#### [What the task asks]
Take the line that has "Extract all readable text from this page." in it and every line after it to the end of the entries, and reproduce them exactly.

#### [Records for this task]

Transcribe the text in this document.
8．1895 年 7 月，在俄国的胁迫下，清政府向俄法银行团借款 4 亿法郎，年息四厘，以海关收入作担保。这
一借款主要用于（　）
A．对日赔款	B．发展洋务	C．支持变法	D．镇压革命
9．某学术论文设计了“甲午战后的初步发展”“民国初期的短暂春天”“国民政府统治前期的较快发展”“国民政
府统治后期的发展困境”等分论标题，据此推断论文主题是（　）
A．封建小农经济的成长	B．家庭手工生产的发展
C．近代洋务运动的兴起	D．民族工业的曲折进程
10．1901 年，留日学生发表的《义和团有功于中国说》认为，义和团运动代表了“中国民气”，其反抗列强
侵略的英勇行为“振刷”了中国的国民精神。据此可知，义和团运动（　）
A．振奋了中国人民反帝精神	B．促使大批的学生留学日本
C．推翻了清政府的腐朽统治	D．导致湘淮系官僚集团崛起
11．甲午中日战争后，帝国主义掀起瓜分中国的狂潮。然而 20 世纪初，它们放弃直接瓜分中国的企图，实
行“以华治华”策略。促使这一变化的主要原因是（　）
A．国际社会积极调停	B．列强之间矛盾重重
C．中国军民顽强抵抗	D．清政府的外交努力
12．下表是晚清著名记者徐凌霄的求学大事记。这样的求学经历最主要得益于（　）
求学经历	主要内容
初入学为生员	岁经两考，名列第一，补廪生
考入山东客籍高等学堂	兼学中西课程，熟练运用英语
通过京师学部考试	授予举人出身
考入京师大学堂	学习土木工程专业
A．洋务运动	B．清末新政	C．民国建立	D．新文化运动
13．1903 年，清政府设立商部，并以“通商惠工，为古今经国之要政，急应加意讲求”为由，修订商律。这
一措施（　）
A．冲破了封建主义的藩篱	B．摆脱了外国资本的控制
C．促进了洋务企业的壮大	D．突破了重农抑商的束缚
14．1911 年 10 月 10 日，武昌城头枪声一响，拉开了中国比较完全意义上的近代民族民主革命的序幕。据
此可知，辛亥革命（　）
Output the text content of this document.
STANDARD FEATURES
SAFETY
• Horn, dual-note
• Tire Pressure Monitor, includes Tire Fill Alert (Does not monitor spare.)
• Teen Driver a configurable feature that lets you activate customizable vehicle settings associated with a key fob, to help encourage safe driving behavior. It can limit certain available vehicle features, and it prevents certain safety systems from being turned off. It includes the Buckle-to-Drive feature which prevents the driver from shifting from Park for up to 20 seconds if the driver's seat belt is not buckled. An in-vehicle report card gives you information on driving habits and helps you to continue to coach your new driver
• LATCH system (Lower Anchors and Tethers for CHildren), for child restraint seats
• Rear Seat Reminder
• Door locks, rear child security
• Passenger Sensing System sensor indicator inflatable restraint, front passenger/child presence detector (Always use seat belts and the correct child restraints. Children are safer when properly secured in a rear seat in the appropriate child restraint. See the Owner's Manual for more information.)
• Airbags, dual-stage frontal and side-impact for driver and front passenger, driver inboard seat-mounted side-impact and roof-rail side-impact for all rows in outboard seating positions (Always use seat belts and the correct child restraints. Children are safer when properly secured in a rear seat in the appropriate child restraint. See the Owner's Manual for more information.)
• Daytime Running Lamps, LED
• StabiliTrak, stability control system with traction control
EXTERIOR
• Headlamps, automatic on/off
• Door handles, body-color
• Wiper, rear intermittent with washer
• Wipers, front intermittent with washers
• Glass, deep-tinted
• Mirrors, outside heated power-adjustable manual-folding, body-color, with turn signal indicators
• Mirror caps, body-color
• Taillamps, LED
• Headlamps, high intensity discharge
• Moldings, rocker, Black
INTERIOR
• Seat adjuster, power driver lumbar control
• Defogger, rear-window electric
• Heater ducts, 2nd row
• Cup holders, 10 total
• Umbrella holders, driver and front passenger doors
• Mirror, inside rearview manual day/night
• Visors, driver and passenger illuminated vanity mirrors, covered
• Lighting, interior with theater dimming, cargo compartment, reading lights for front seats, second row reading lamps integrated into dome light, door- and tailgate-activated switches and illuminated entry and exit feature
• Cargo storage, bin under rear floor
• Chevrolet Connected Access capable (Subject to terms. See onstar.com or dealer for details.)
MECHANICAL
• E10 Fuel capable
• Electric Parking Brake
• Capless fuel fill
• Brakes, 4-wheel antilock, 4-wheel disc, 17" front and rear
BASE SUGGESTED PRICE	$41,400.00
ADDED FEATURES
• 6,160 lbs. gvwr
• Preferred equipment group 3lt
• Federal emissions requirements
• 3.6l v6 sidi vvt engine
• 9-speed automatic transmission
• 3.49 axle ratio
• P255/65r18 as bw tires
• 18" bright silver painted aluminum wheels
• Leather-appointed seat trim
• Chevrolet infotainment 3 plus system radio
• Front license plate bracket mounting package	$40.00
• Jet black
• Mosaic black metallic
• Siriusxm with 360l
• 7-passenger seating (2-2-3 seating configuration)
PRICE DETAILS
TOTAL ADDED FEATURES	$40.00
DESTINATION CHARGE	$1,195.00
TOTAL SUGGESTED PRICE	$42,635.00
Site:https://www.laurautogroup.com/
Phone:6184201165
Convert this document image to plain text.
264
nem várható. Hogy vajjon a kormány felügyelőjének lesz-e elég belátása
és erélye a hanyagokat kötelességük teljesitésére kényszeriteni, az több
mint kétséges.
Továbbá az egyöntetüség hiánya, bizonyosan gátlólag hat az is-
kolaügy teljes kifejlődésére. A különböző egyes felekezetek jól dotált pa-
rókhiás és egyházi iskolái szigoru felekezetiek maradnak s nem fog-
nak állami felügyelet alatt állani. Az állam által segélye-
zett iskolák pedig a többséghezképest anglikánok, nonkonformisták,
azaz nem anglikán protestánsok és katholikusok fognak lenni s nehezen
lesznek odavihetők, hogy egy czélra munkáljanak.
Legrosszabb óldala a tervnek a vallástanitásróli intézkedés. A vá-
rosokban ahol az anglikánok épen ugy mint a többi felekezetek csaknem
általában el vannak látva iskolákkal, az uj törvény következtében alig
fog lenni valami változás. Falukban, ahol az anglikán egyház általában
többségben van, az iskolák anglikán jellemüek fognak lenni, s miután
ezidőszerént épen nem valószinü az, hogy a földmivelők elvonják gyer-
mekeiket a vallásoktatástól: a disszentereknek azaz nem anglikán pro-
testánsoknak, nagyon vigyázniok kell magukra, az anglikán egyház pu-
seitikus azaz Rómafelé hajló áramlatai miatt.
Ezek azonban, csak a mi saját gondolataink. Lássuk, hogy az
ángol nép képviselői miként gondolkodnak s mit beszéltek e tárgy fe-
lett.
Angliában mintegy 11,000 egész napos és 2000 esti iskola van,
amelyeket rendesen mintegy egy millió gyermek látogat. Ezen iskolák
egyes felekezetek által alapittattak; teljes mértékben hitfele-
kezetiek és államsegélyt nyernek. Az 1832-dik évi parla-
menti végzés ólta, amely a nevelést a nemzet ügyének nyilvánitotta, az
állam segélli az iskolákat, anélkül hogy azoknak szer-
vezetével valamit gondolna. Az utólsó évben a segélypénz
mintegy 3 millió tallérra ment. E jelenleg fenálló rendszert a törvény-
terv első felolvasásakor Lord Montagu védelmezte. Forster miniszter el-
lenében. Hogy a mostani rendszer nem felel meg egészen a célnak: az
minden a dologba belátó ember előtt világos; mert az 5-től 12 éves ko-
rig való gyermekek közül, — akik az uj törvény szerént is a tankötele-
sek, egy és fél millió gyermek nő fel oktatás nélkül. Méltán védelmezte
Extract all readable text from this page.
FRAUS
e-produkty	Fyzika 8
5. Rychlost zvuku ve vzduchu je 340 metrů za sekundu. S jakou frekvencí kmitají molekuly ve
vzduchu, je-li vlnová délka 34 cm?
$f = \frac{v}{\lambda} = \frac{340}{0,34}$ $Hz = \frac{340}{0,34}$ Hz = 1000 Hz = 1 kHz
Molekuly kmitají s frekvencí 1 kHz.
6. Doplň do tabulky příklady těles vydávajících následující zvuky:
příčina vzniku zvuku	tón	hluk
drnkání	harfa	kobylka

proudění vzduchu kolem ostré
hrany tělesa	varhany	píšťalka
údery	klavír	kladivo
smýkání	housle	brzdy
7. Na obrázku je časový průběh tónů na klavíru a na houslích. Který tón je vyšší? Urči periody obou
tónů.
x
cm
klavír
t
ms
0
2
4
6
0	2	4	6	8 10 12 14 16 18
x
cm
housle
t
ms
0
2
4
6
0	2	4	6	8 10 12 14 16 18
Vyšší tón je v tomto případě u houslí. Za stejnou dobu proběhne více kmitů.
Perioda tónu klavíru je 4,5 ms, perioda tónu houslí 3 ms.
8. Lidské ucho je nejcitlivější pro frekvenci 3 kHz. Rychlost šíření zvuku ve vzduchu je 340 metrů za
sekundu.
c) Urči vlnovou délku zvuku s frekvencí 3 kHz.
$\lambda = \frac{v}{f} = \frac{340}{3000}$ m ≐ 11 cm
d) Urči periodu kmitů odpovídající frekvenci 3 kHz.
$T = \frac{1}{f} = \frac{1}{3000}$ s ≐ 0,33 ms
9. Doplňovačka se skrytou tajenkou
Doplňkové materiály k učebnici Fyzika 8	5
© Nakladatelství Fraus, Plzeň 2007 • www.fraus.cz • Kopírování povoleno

#### [Worked answer]
Extract all readable text from this page.
FRAUS
e-produkty	Fyzika 8
5. Rychlost zvuku ve vzduchu je 340 metrů za sekundu. S jakou frekvencí kmitají molekuly ve
vzduchu, je-li vlnová délka 34 cm?
$f = \frac{v}{\lambda} = \frac{340}{0,34}$ $Hz = \frac{340}{0,34}$ Hz = 1000 Hz = 1 kHz
Molekuly kmitají s frekvencí 1 kHz.
6. Doplň do tabulky příklady těles vydávajících následující zvuky:
příčina vzniku zvuku	tón	hluk
drnkání	harfa	kobylka

proudění vzduchu kolem ostré
hrany tělesa	varhany	píšťalka
údery	klavír	kladivo
smýkání	housle	brzdy
7. Na obrázku je časový průběh tónů na klavíru a na houslích. Který tón je vyšší? Urči periody obou
tónů.
x
cm
klavír
t
ms
0
2
4
6
0	2	4	6	8 10 12 14 16 18
x
cm
housle
t
ms
0
2
4
6
0	2	4	6	8 10 12 14 16 18
Vyšší tón je v tomto případě u houslí. Za stejnou dobu proběhne více kmitů.
Perioda tónu klavíru je 4,5 ms, perioda tónu houslí 3 ms.
8. Lidské ucho je nejcitlivější pro frekvenci 3 kHz. Rychlost šíření zvuku ve vzduchu je 340 metrů za
sekundu.
c) Urči vlnovou délku zvuku s frekvencí 3 kHz.
$\lambda = \frac{v}{f} = \frac{340}{3000}$ m ≐ 11 cm
d) Urči periodu kmitů odpovídající frekvenci 3 kHz.
$T = \frac{1}{f} = \frac{1}{3000}$ s ≐ 0,33 ms
9. Doplňovačka se skrytou tajenkou
Doplňkové materiály k učebnici Fyzika 8	5
© Nakladatelství Fraus, Plzeň 2007 • www.fraus.cz • Kopírování povoleno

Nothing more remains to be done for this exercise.